Problem description:
Repeat each line exactly as it is written.

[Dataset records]
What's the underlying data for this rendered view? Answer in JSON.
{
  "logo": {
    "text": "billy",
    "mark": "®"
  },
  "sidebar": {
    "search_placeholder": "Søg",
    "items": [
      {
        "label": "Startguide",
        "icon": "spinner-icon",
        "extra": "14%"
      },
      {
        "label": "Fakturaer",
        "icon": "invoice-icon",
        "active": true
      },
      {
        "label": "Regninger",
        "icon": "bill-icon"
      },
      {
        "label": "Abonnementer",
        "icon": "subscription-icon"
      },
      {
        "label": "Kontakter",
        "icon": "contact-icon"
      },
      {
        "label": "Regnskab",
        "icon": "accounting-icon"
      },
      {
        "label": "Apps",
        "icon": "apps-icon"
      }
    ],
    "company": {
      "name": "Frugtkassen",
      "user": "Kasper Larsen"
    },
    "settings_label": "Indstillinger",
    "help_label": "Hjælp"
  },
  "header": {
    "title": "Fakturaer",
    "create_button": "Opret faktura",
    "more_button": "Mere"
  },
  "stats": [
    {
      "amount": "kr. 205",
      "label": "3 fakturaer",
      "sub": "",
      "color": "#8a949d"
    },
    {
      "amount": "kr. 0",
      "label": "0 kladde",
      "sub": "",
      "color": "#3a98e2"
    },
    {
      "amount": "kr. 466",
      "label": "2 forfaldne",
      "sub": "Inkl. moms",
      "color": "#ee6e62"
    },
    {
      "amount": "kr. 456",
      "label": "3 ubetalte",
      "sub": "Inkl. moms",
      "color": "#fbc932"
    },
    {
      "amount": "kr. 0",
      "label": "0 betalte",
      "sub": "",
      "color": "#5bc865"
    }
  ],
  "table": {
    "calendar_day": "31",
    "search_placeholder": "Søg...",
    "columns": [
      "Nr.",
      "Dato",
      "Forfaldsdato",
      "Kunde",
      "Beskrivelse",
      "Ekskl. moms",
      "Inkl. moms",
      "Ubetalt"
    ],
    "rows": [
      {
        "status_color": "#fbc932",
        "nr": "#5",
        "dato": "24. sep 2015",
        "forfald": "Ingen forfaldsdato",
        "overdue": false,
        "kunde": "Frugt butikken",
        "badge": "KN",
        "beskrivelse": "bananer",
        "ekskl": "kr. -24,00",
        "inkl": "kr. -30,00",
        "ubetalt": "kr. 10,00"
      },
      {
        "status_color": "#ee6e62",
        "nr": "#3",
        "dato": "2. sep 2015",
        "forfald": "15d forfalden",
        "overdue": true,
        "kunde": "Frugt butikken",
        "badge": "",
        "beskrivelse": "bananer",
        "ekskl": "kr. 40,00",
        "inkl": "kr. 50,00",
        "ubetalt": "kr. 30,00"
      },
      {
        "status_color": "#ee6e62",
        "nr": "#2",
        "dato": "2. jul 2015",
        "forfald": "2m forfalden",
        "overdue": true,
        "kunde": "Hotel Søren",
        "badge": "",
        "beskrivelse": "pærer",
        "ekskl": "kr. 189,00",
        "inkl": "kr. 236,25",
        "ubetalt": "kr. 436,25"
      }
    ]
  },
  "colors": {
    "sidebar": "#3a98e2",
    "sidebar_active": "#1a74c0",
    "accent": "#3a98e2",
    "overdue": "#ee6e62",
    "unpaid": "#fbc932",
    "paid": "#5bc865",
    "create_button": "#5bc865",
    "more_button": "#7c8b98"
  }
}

Right answer:
What's the underlying data for this rendered view? Answer in JSON.
{
  "logo": {
    "text": "billy",
    "mark": "®"
  },
  "sidebar": {
    "search_placeholder": "Søg",
    "items": [
      {
        "label": "Startguide",
        "icon": "spinner-icon",
        "extra": "14%"
      },
      {
        "label": "Fakturaer",
        "icon": "invoice-icon",
        "active": true
      },
      {
        "label": "Regninger",
        "icon": "bill-icon"
      },
      {
        "label": "Abonnementer",
        "icon": "subscription-icon"
      },
      {
        "label": "Kontakter",
        "icon": "contact-icon"
      },
      {
        "label": "Regnskab",
        "icon": "accounting-icon"
      },
      {
        "label": "Apps",
        "icon": "apps-icon"
      }
    ],
    "company": {
      "name": "Frugtkassen",
      "user": "Kasper Larsen"
    },
    "settings_label": "Indstillinger",
    "help_label": "Hjælp"
  },
  "header": {
    "title": "Fakturaer",
    "create_button": "Opret faktura",
    "more_button": "Mere"
  },
  "stats": [
    {
      "amount": "kr. 205",
      "label": "3 fakturaer",
      "sub": "",
      "color": "#8a949d"
    },
    {
      "amount": "kr. 0",
      "label": "0 kladde",
      "sub": "",
      "color": "#3a98e2"
    },
    {
      "amount": "kr. 466",
      "label": "2 forfaldne",
      "sub": "Inkl. moms",
      "color": "#ee6e62"
    },
    {
      "amount": "kr. 456",
      "label": "3 ubetalte",
      "sub": "Inkl. moms",
      "color": "#fbc932"
    },
    {
      "amount": "kr. 0",
      "label": "0 betalte",
      "sub": "",
      "color": "#5bc865"
    }
  ],
  "table": {
    "calendar_day": "31",
    "search_placeholder": "Søg...",
    "columns": [
      "Nr.",
      "Dato",
      "Forfaldsdato",
      "Kunde",
      "Beskrivelse",
      "Ekskl. moms",
      "Inkl. moms",
      "Ubetalt"
    ],
    "rows": [
      {
        "status_color": "#fbc932",
        "nr": "#5",
        "dato": "24. sep 2015",
        "forfald": "Ingen forfaldsdato",
        "overdue": false,
        "kunde": "Frugt butikken",
        "badge": "KN",
        "beskrivelse": "bananer",
        "ekskl": "kr. -24,00",
        "inkl": "kr. -30,00",
        "ubetalt": "kr. 10,00"
      },
      {
        "status_color": "#ee6e62",
        "nr": "#3",
        "dato": "2. sep 2015",
        "forfald": "15d forfalden",
        "overdue": true,
        "kunde": "Frugt butikken",
        "badge": "",
        "beskrivelse": "bananer",
        "ekskl": "kr. 40,00",
        "inkl": "kr. 50,00",
        "ubetalt": "kr. 30,00"
      },
      {
        "status_color": "#ee6e62",
        "nr": "#2",
        "dato": "2. jul 2015",
        "forfald": "2m forfalden",
        "overdue": true,
        "kunde": "Hotel Søren",
        "badge": "",
        "beskrivelse": "pærer",
        "ekskl": "kr. 189,00",
        "inkl": "kr. 236,25",
        "ubetalt": "kr. 436,25"
      }
    ]
  },
  "colors": {
    "sidebar": "#3a98e2",
    "sidebar_active": "#1a74c0",
    "accent": "#3a98e2",
    "overdue": "#ee6e62",
    "unpaid": "#fbc932",
    "paid": "#5bc865",
    "create_button": "#5bc865",
    "more_button": "#7c8b98"
  }
}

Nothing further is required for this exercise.